• [Short task] Reproduce the listing below word for word, with no pictures.

Extracted data entries
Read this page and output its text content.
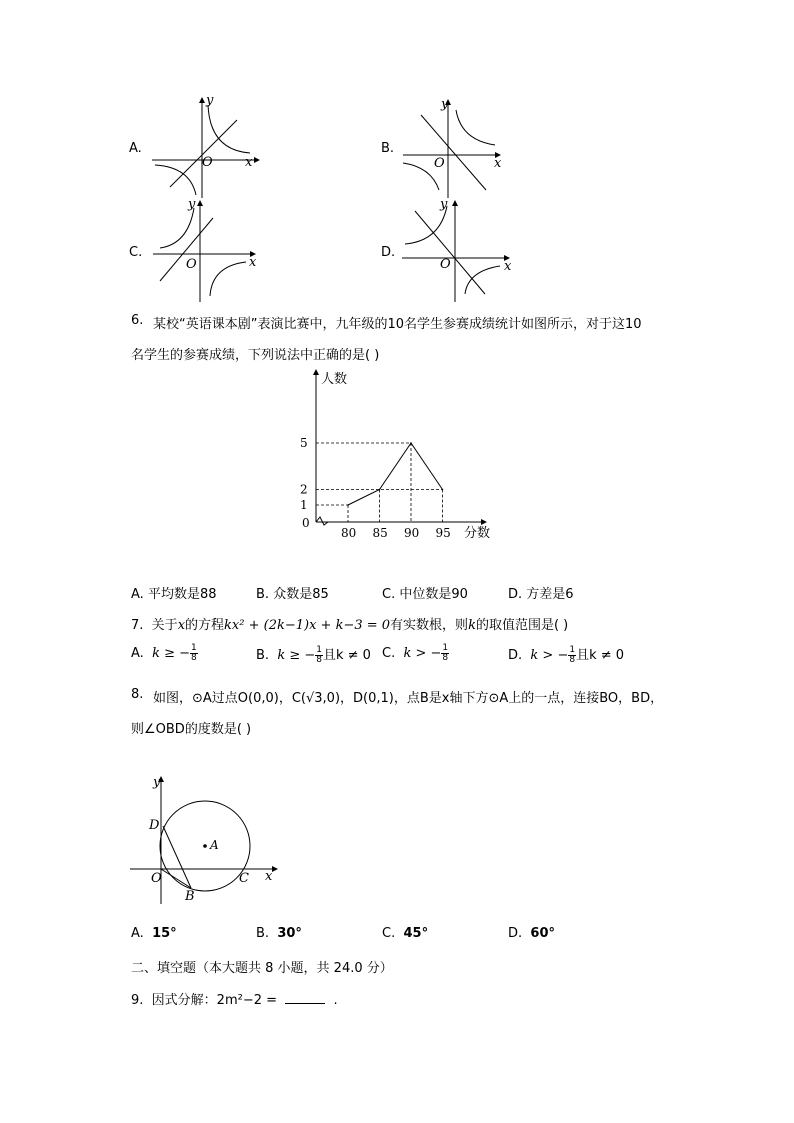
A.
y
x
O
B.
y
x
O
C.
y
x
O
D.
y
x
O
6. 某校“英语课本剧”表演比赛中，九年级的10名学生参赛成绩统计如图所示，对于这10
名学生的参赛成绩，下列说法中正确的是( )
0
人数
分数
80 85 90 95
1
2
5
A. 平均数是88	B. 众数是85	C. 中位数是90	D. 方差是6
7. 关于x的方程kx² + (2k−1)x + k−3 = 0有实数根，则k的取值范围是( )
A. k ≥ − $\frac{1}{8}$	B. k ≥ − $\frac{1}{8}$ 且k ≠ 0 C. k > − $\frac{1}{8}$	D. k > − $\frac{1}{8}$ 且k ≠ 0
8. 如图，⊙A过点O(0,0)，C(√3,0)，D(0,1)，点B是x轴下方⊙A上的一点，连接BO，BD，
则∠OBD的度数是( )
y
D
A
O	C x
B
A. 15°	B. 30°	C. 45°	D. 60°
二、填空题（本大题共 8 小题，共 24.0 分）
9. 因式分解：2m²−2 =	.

• [Written answer]
Read this page and output its text content.
A.
y
x
O
B.
y
x
O
C.
y
x
O
D.
y
x
O
6. 某校“英语课本剧”表演比赛中，九年级的10名学生参赛成绩统计如图所示，对于这10
名学生的参赛成绩，下列说法中正确的是( )
0
人数
分数
80 85 90 95
1
2
5
A. 平均数是88	B. 众数是85	C. 中位数是90	D. 方差是6
7. 关于x的方程kx² + (2k−1)x + k−3 = 0有实数根，则k的取值范围是( )
A. k ≥ − $\frac{1}{8}$	B. k ≥ − $\frac{1}{8}$ 且k ≠ 0 C. k > − $\frac{1}{8}$	D. k > − $\frac{1}{8}$ 且k ≠ 0
8. 如图，⊙A过点O(0,0)，C(√3,0)，D(0,1)，点B是x轴下方⊙A上的一点，连接BO，BD，
则∠OBD的度数是( )
y
D
A
O	C x
B
A. 15°	B. 30°	C. 45°	D. 60°
二、填空题（本大题共 8 小题，共 24.0 分）
9. 因式分解：2m²−2 =	.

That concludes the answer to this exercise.